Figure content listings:
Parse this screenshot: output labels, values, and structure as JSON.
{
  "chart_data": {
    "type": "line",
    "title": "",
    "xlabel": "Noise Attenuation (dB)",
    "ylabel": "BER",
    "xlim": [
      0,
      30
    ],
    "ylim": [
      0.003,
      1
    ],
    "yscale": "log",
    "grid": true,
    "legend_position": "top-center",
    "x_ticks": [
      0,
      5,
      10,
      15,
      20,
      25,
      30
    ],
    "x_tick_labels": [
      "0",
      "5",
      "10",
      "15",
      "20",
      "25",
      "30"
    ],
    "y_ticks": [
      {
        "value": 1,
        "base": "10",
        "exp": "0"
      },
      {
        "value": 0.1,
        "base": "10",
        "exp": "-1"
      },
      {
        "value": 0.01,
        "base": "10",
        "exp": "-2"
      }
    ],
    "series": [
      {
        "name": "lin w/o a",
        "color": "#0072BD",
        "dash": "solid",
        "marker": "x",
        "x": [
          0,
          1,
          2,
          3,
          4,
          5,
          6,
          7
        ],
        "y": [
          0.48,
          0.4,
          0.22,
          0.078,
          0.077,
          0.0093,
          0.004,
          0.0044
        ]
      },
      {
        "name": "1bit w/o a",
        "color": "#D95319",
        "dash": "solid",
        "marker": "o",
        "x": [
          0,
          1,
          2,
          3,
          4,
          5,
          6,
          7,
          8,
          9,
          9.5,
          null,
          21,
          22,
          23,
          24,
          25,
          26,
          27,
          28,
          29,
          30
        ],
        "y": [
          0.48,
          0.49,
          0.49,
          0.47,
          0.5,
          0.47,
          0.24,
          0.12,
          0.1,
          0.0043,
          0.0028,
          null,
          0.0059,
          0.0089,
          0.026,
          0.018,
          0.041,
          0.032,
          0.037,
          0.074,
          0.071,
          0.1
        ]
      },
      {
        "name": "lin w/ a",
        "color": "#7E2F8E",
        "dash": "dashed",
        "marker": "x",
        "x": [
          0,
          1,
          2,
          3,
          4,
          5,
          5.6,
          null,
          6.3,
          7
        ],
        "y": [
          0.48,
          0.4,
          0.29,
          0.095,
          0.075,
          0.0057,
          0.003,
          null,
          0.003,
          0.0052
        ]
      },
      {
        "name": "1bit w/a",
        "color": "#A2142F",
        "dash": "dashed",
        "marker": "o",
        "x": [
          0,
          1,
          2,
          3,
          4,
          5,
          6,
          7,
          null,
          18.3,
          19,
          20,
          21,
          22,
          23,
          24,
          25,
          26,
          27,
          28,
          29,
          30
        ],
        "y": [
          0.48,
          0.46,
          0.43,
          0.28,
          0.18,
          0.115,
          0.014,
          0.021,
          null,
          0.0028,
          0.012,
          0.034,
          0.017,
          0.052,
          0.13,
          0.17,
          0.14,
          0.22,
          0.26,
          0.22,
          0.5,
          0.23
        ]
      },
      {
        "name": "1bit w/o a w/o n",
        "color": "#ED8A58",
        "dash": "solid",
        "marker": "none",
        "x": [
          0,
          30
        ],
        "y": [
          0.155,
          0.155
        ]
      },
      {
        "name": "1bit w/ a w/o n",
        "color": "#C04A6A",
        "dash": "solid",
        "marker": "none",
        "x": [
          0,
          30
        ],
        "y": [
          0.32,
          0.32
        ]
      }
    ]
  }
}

■ **Requirements**
Report back each line of the entries that holds the string "name".

■ **Solution to the problem**
        "name": "lin w/o a",
        "name": "1bit w/o a",
        "name": "lin w/ a",
        "name": "1bit w/a",
        "name": "1bit w/o a w/o n",
        "name": "1bit w/ a w/o n",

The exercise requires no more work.